DOCUMENTO
******************************
Apesar de não revolucionar o gênero criado por Driver (mundo aberto em 3D) ainda no primeiro Playstation e aperfeiçoado em GTA III alguns anos depois, Mafia trazia uma parte técnica impecável aliada à trama fantástica ambientada na época da grande depressão (anos 20 e 30 do século passado). Nele, acompanhávamos a vida de Tommy Angelo, de um taxista comum até se tornar um mafioso respeitado e braço direito de Don Salieri, o chefão mais temido dos EUA.

Mafia foi um marco e, quando bons anos depois, anunciaram uma continuação, fiquei com a pulga atrás da orelha: aquela história não deixava margens para uma sequência, a não ser que focasse acontecimentos paralelos.

Mas não, Mafia II chegou – finalmente – oito anos depois, e muita coisa aconteceu de lá para cá, só esqueceram de contar para o pessoal da 2K que não estamos mais em 2002.

MAFIA II

A nova história acompanha a vida do imigrante italiano Vito Scaletta, de 1943 a 1955. Fugindo do regime fascista de Mussolini, a família Scaletta (Vito, sua irmã Francesca e seus pais, Antonio e Maria) desembarca nos EUA em Empire Bay (cópia de Nova Iorque) nos anos 30 em busca de melhor qualidade de vida.

Mas nos EUA, o pai de Vito nunca conseguiu dar a tal qualidade de vida desejada para a família, e ficou relegado a trabalhar em subempregos braçais no porto de Empire Bay. Por conta do esforço físico excessivo, problemas com álcool e muita frustração, morreu cedo, deixando todos com uma série de dívidas.
******************************
DADOS FORNECIDOS
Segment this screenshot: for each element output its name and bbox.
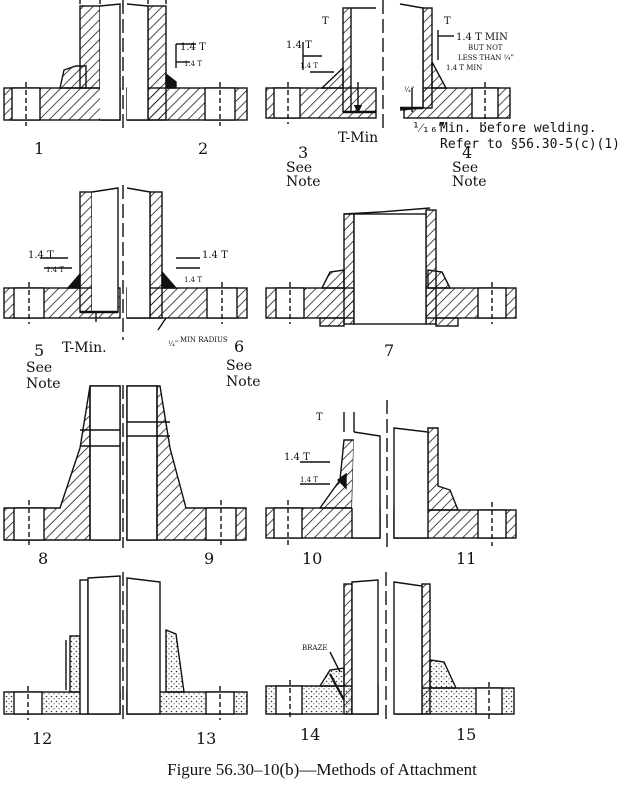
******************************
TAREFA SOLICITADA 1
Segundo o texto sobre Mafia II, em qual cidade a família Scaletta desembarca nos EUA?
TAREFA SOLICITADA 2
Devolva, sem alterações, o trecho do texto sobre Mafia II que começa em "Mafia foi um" e vai até "qualidade de vida.", incluindo esta última parte.

SOLUÇÃO COMPLETA 1
Em Empire Bay, uma cópia de Nova Iorque.

SOLUÇÃO COMPLETA 2
Mafia foi um marco e, quando bons anos depois, anunciaram uma continuação, fiquei com a pulga atrás da orelha: aquela história não deixava margens para uma sequência, a não ser que focasse acontecimentos paralelos.

Mas não, Mafia II chegou – finalmente – oito anos depois, e muita coisa aconteceu de lá para cá, só esqueceram de contar para o pessoal da 2K que não estamos mais em 2002.

MAFIA II

A nova história acompanha a vida do imigrante italiano Vito Scaletta, de 1943 a 1955. Fugindo do regime fascista de Mussolini, a família Scaletta (Vito, sua irmã Francesca e seus pais, Antonio e Maria) desembarca nos EUA em Empire Bay (cópia de Nova Iorque) nos anos 30 em busca de melhor qualidade de vida.